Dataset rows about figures
■ ■ ■ ■

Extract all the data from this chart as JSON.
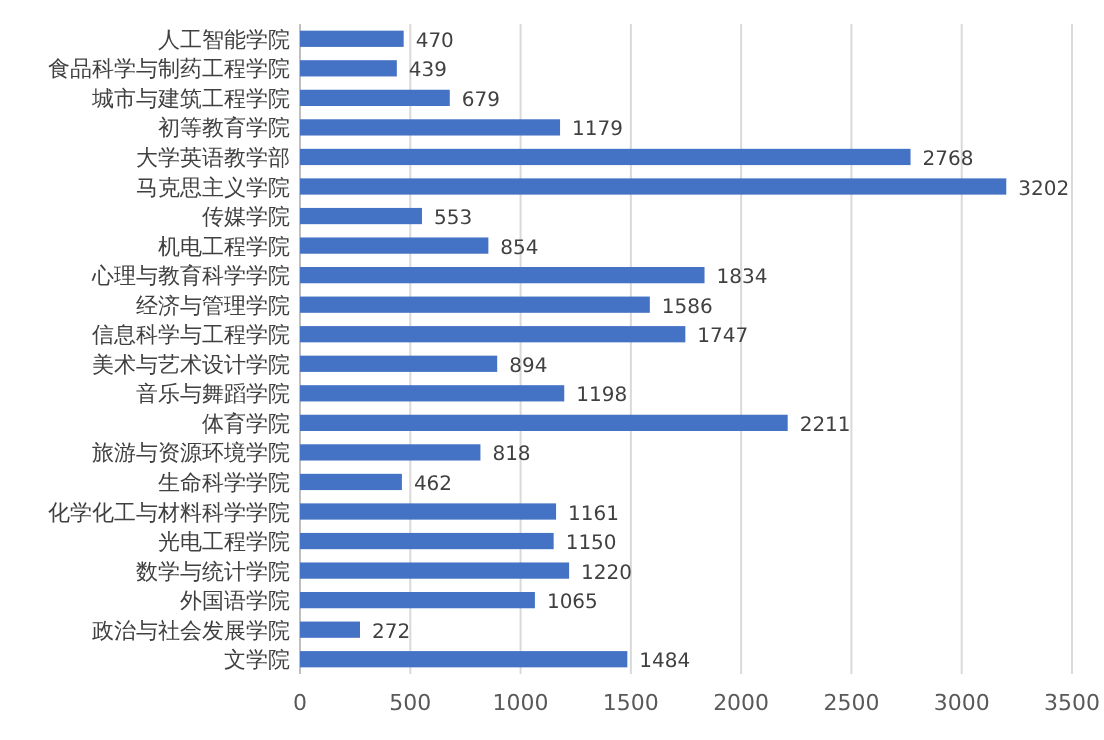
{
  "chart_data": {
    "type": "bar",
    "orientation": "horizontal",
    "categories": [
      "人工智能学院",
      "食品科学与制药工程学院",
      "城市与建筑工程学院",
      "初等教育学院",
      "大学英语教学部",
      "马克思主义学院",
      "传媒学院",
      "机电工程学院",
      "心理与教育科学学院",
      "经济与管理学院",
      "信息科学与工程学院",
      "美术与艺术设计学院",
      "音乐与舞蹈学院",
      "体育学院",
      "旅游与资源环境学院",
      "生命科学学院",
      "化学化工与材料科学学院",
      "光电工程学院",
      "数学与统计学院",
      "外国语学院",
      "政治与社会发展学院",
      "文学院"
    ],
    "values": [
      470,
      439,
      679,
      1179,
      2768,
      3202,
      553,
      854,
      1834,
      1586,
      1747,
      894,
      1198,
      2211,
      818,
      462,
      1161,
      1150,
      1220,
      1065,
      272,
      1484
    ],
    "color": "#4472c4",
    "xlim": [
      0,
      3500
    ],
    "xticks": [
      0,
      500,
      1000,
      1500,
      2000,
      2500,
      3000,
      3500
    ],
    "grid": "x",
    "data_labels": true
  }
}
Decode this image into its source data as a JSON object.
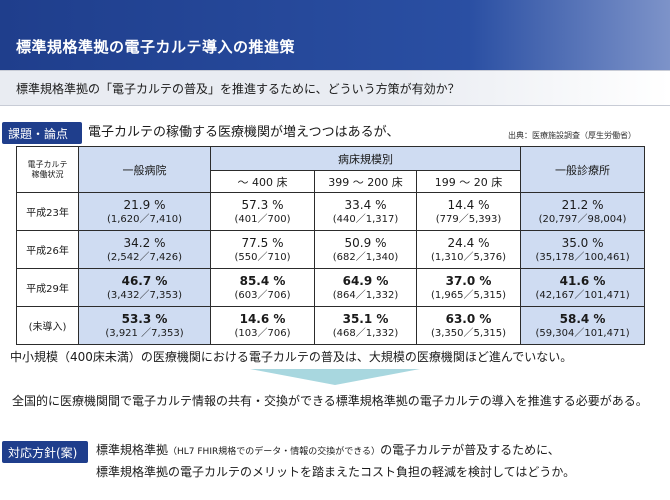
{
  "title": "標準規格準拠の電子カルテ導入の推進策",
  "question": "標準規格準拠の「電子カルテの普及」を推進するために、どういう方策が有効か？",
  "issue": {
    "tag": "課題・論点",
    "text": "電子カルテの稼働する医療機関が増えつつはあるが、",
    "source": "出典：医療施設調査（厚生労働省）"
  },
  "table": {
    "corner_line1": "電子カルテ",
    "corner_line2": "稼働状況",
    "general_hospital": "一般病院",
    "bed_scale": "病床規模別",
    "bed_cols": [
      "～ 400 床",
      "399 ～ 200 床",
      "199 ～ 20 床"
    ],
    "clinic": "一般診療所",
    "rows": [
      {
        "label": "平成23年",
        "cells": [
          {
            "pct": "21.9 %",
            "frac": "(1,620／7,410)"
          },
          {
            "pct": "57.3 %",
            "frac": "(401／700)"
          },
          {
            "pct": "33.4 %",
            "frac": "(440／1,317)"
          },
          {
            "pct": "14.4 %",
            "frac": "(779／5,393)"
          },
          {
            "pct": "21.2 %",
            "frac": "(20,797／98,004)"
          }
        ]
      },
      {
        "label": "平成26年",
        "cells": [
          {
            "pct": "34.2 %",
            "frac": "(2,542／7,426)"
          },
          {
            "pct": "77.5 %",
            "frac": "(550／710)"
          },
          {
            "pct": "50.9 %",
            "frac": "(682／1,340)"
          },
          {
            "pct": "24.4 %",
            "frac": "(1,310／5,376)"
          },
          {
            "pct": "35.0 %",
            "frac": "(35,178／100,461)"
          }
        ]
      },
      {
        "label": "平成29年",
        "cells": [
          {
            "pct": "46.7 %",
            "frac": "(3,432／7,353)"
          },
          {
            "pct": "85.4 %",
            "frac": "(603／706)"
          },
          {
            "pct": "64.9 %",
            "frac": "(864／1,332)"
          },
          {
            "pct": "37.0 %",
            "frac": "(1,965／5,315)"
          },
          {
            "pct": "41.6 %",
            "frac": "(42,167／101,471)"
          }
        ]
      },
      {
        "label": "(未導入)",
        "cells": [
          {
            "pct": "53.3 %",
            "frac": "(3,921 ／7,353)"
          },
          {
            "pct": "14.6 %",
            "frac": "(103／706)"
          },
          {
            "pct": "35.1 %",
            "frac": "(468／1,332)"
          },
          {
            "pct": "63.0 %",
            "frac": "(3,350／5,315)"
          },
          {
            "pct": "58.4 %",
            "frac": "(59,304／101,471)"
          }
        ]
      }
    ]
  },
  "summary": "中小規模（400床未満）の医療機関における電子カルテの普及は、大規模の医療機関ほど進んでいない。",
  "conclusion": "全国的に医療機関間で電子カルテ情報の共有・交換ができる標準規格準拠の電子カルテの導入を推進する必要がある。",
  "policy": {
    "tag": "対応方針(案)",
    "line1_a": "標準規格準拠",
    "line1_small": "（HL7 FHIR規格でのデータ・情報の交換ができる）",
    "line1_b": "の電子カルテが普及するために、",
    "line2": "標準規格準拠の電子カルテのメリットを踏まえたコスト負担の軽減を検討してはどうか。"
  }
}
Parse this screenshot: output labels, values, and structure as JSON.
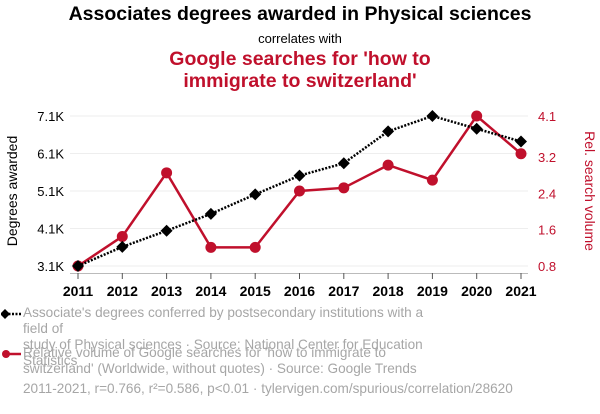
{
  "header": {
    "title": "Associates degrees awarded in Physical sciences",
    "subtitle": "correlates with",
    "title2_line1": "Google searches for 'how to",
    "title2_line2": "immigrate to switzerland'"
  },
  "colors": {
    "series1": "#000000",
    "series2": "#c0102c",
    "grid": "#eeeeee",
    "legend_text": "#a6a6a6"
  },
  "chart_data": {
    "type": "line",
    "x": [
      2011,
      2012,
      2013,
      2014,
      2015,
      2016,
      2017,
      2018,
      2019,
      2020,
      2021
    ],
    "x_tick_labels": [
      "2011",
      "2012",
      "2013",
      "2014",
      "2015",
      "2016",
      "2017",
      "2018",
      "2019",
      "2020",
      "2021"
    ],
    "series": [
      {
        "name": "Associate's degrees conferred by postsecondary institutions with a field of study of Physical sciences",
        "axis": "left",
        "style": "dotted",
        "marker": "diamond",
        "values": [
          3.1,
          3.61,
          4.04,
          4.49,
          5.01,
          5.51,
          5.84,
          6.69,
          7.1,
          6.76,
          6.42
        ],
        "unit": "K"
      },
      {
        "name": "Relative volume of Google searches for 'how to immigrate to switzerland' (Worldwide, without quotes)",
        "axis": "right",
        "style": "solid",
        "marker": "circle",
        "values": [
          0.8,
          1.45,
          2.85,
          1.21,
          1.21,
          2.45,
          2.52,
          3.02,
          2.69,
          4.1,
          3.27
        ]
      }
    ],
    "left_axis": {
      "label": "Degrees awarded",
      "ticks": [
        3.1,
        4.1,
        5.1,
        6.1,
        7.1
      ],
      "tick_labels": [
        "3.1K",
        "4.1K",
        "5.1K",
        "6.1K",
        "7.1K"
      ],
      "ylim": [
        3.1,
        7.1
      ]
    },
    "right_axis": {
      "label": "Rel. search volume",
      "ticks": [
        0.8,
        1.6,
        2.4,
        3.2,
        4.1
      ],
      "tick_labels": [
        "0.8",
        "1.6",
        "2.4",
        "3.2",
        "4.1"
      ],
      "ylim": [
        0.8,
        4.1
      ]
    },
    "grid": true
  },
  "legend": {
    "item1_line1": "Associate's degrees conferred by postsecondary institutions with a field of",
    "item1_line2": "study of Physical sciences · Source: National Center for Education Statistics",
    "item2_line1": "Relative volume of Google searches for 'how to immigrate to",
    "item2_line2": "switzerland' (Worldwide, without quotes) · Source: Google Trends"
  },
  "footer": {
    "text": "2011-2021, r=0.766, r²=0.586, p<0.01 · tylervigen.com/spurious/correlation/28620"
  }
}
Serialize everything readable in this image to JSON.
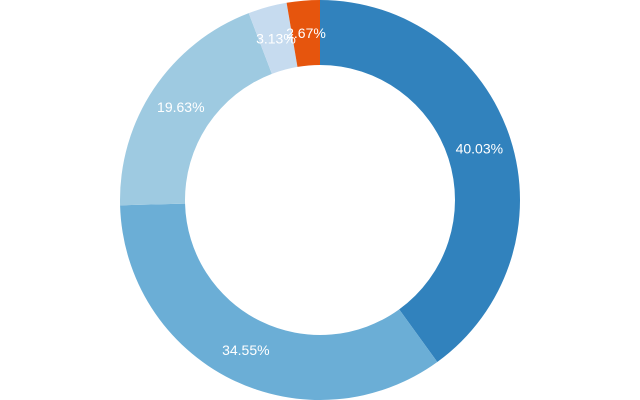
{
  "chart_data": {
    "type": "pie",
    "style": "donut",
    "start_angle_deg": 0,
    "direction": "clockwise",
    "slices": [
      {
        "value": 40.03,
        "label": "40.03%",
        "color": "#3182bd"
      },
      {
        "value": 34.55,
        "label": "34.55%",
        "color": "#6baed6"
      },
      {
        "value": 19.63,
        "label": "19.63%",
        "color": "#9ecae1"
      },
      {
        "value": 3.13,
        "label": "3.13%",
        "color": "#c6dbef"
      },
      {
        "value": 2.67,
        "label": "2.67%",
        "color": "#e6550d"
      }
    ]
  }
}
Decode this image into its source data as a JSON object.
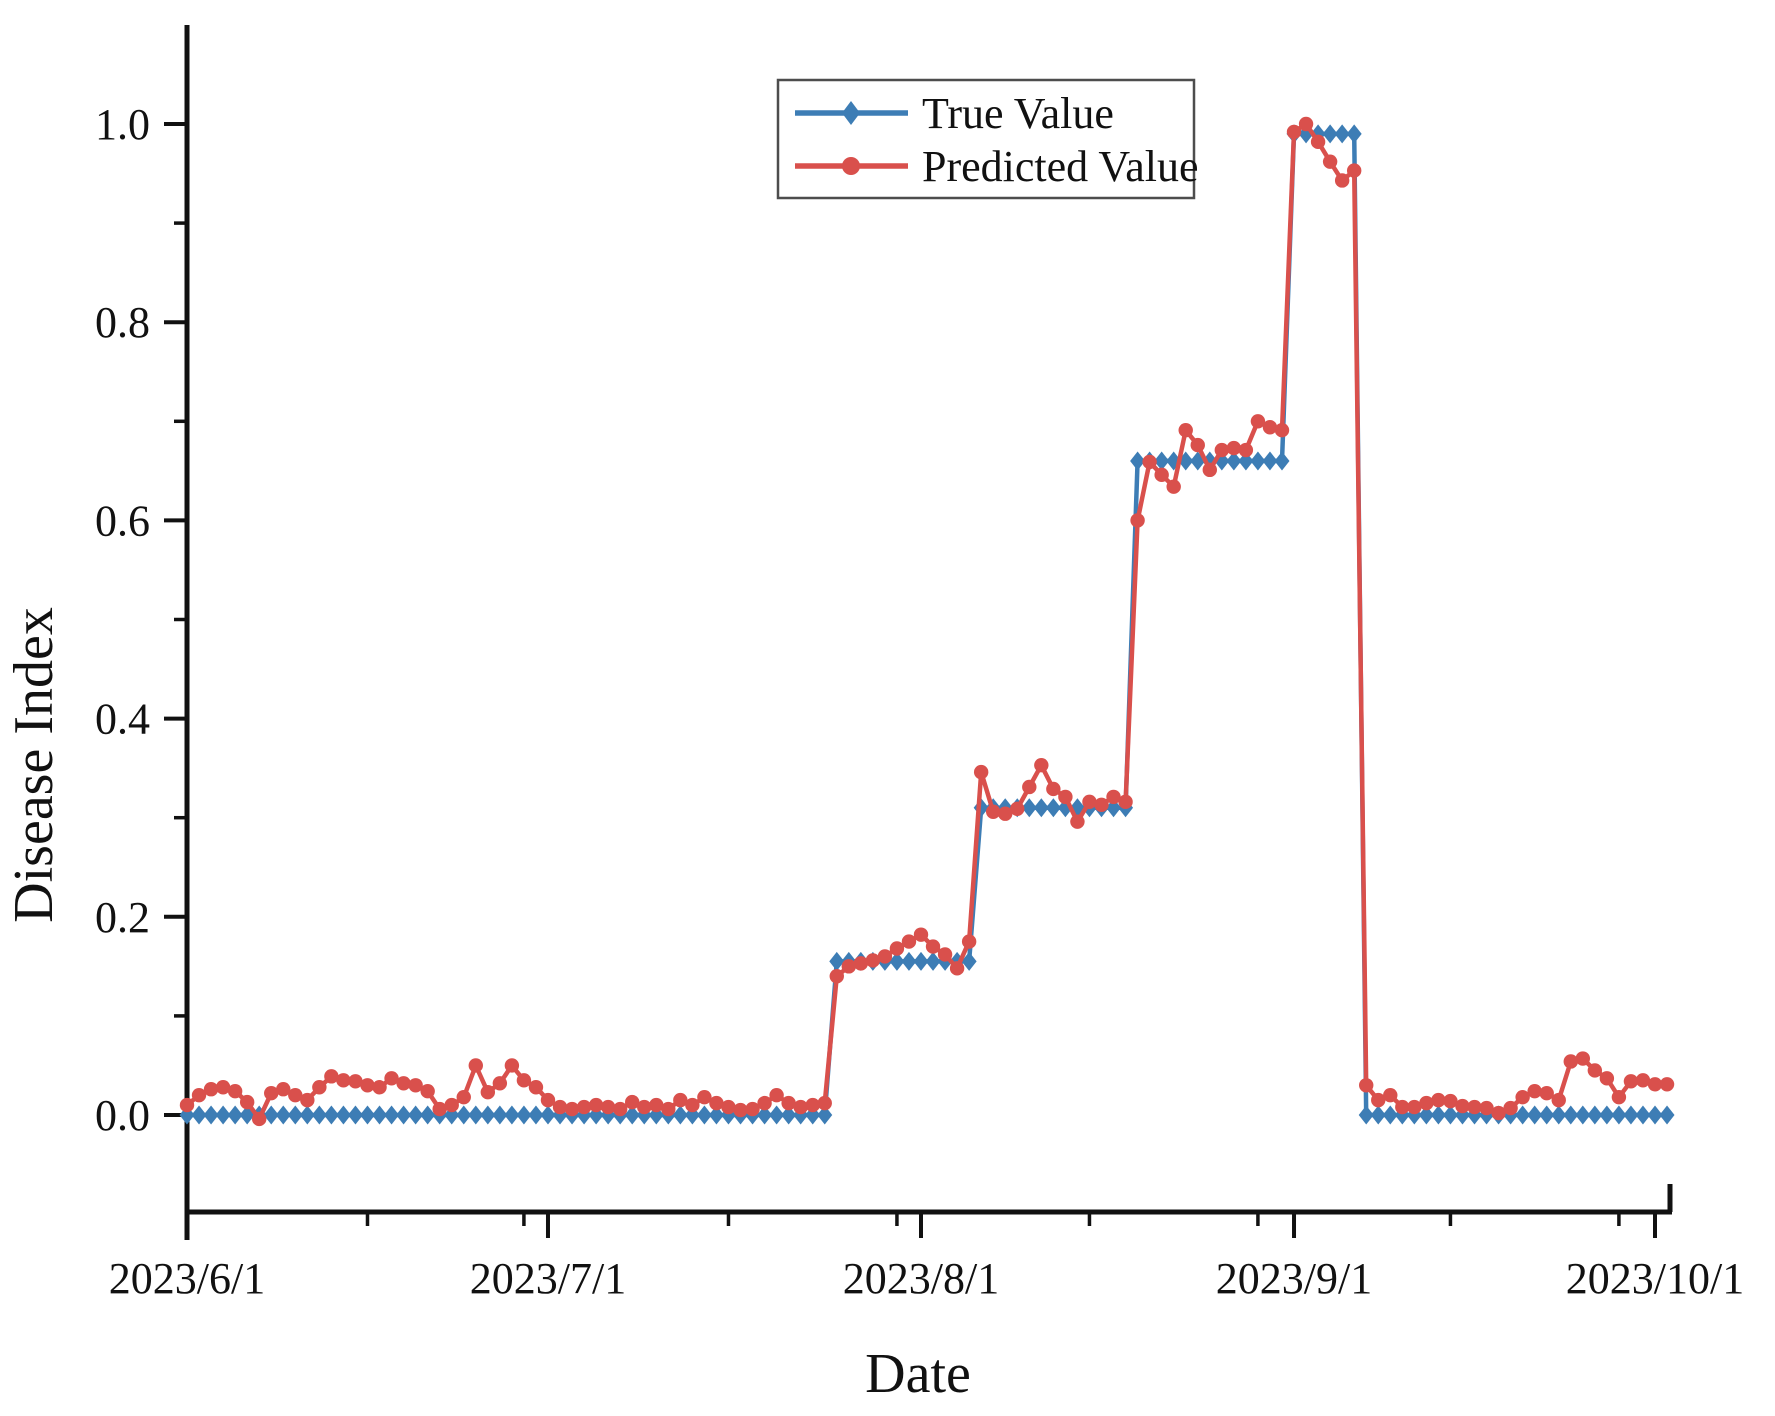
{
  "chart_data": {
    "type": "line",
    "title": "",
    "xlabel": "Date",
    "ylabel": "Disease Index",
    "x_unit": "daily values, days since 2023/6/1 (index 0 = 2023/6/1, last index 123 = 2023/10/2)",
    "x_total_days": 124,
    "x_tick_labels": [
      "2023/6/1",
      "2023/7/1",
      "2023/8/1",
      "2023/9/1",
      "2023/10/1"
    ],
    "x_major_tick_days": [
      0,
      30,
      61,
      92,
      122
    ],
    "x_minor_tick_days": [
      15,
      28,
      45,
      59,
      75,
      89,
      105,
      119
    ],
    "y_tick_labels": [
      "0.0",
      "0.2",
      "0.4",
      "0.6",
      "0.8",
      "1.0"
    ],
    "y_tick_values": [
      0,
      0.2,
      0.4,
      0.6,
      0.8,
      1.0
    ],
    "y_minor_tick_values": [
      0.1,
      0.3,
      0.5,
      0.7,
      0.9
    ],
    "ylim": [
      -0.1,
      1.11
    ],
    "grid": "off",
    "legend_position": "top-center",
    "series": [
      {
        "name": "True Value",
        "color": "#3d7db5",
        "marker": "diamond",
        "values": [
          0,
          0,
          0,
          0,
          0,
          0,
          0,
          0,
          0,
          0,
          0,
          0,
          0,
          0,
          0,
          0,
          0,
          0,
          0,
          0,
          0,
          0,
          0,
          0,
          0,
          0,
          0,
          0,
          0,
          0,
          0,
          0,
          0,
          0,
          0,
          0,
          0,
          0,
          0,
          0,
          0,
          0,
          0,
          0,
          0,
          0,
          0,
          0,
          0,
          0,
          0,
          0,
          0,
          0,
          0.155,
          0.155,
          0.155,
          0.155,
          0.155,
          0.155,
          0.155,
          0.155,
          0.155,
          0.155,
          0.155,
          0.155,
          0.31,
          0.31,
          0.31,
          0.31,
          0.31,
          0.31,
          0.31,
          0.31,
          0.31,
          0.31,
          0.31,
          0.31,
          0.31,
          0.66,
          0.66,
          0.66,
          0.66,
          0.66,
          0.66,
          0.66,
          0.66,
          0.66,
          0.66,
          0.66,
          0.66,
          0.66,
          0.99,
          0.99,
          0.99,
          0.99,
          0.99,
          0.99,
          0,
          0,
          0,
          0,
          0,
          0,
          0,
          0,
          0,
          0,
          0,
          0,
          0,
          0,
          0,
          0,
          0,
          0,
          0,
          0,
          0,
          0,
          0,
          0,
          0,
          0
        ]
      },
      {
        "name": "Predicted Value",
        "color": "#d9504c",
        "marker": "circle",
        "values": [
          0.01,
          0.02,
          0.026,
          0.028,
          0.024,
          0.013,
          -0.004,
          0.022,
          0.026,
          0.02,
          0.015,
          0.028,
          0.039,
          0.035,
          0.034,
          0.03,
          0.028,
          0.037,
          0.032,
          0.03,
          0.024,
          0.006,
          0.01,
          0.018,
          0.05,
          0.023,
          0.032,
          0.05,
          0.035,
          0.028,
          0.015,
          0.008,
          0.006,
          0.008,
          0.01,
          0.008,
          0.006,
          0.013,
          0.008,
          0.01,
          0.006,
          0.015,
          0.01,
          0.018,
          0.012,
          0.008,
          0.005,
          0.006,
          0.012,
          0.02,
          0.012,
          0.008,
          0.01,
          0.012,
          0.14,
          0.15,
          0.153,
          0.156,
          0.16,
          0.168,
          0.175,
          0.182,
          0.17,
          0.162,
          0.148,
          0.175,
          0.346,
          0.306,
          0.304,
          0.309,
          0.331,
          0.353,
          0.329,
          0.321,
          0.296,
          0.316,
          0.313,
          0.321,
          0.316,
          0.6,
          0.659,
          0.646,
          0.634,
          0.691,
          0.676,
          0.651,
          0.671,
          0.673,
          0.671,
          0.7,
          0.694,
          0.691,
          0.992,
          1.0,
          0.982,
          0.962,
          0.943,
          0.953,
          0.03,
          0.015,
          0.02,
          0.008,
          0.008,
          0.012,
          0.015,
          0.014,
          0.009,
          0.008,
          0.007,
          0.002,
          0.007,
          0.018,
          0.024,
          0.022,
          0.015,
          0.054,
          0.057,
          0.045,
          0.037,
          0.018,
          0.034,
          0.035,
          0.031,
          0.031
        ]
      }
    ]
  }
}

■ ■ ■ ■

» DIRECTION:
Select all lines in the listing above where the word "Worldwide" appears, and show them.

» SOLUTION FOR THIS TASK:
        "name": "Relative volume of Google searches for 'how to immigrate to switzerland' (Worldwide, without quotes)",
    "item2_line2": "switzerland' (Worldwide, without quotes) · Source: Google Trends"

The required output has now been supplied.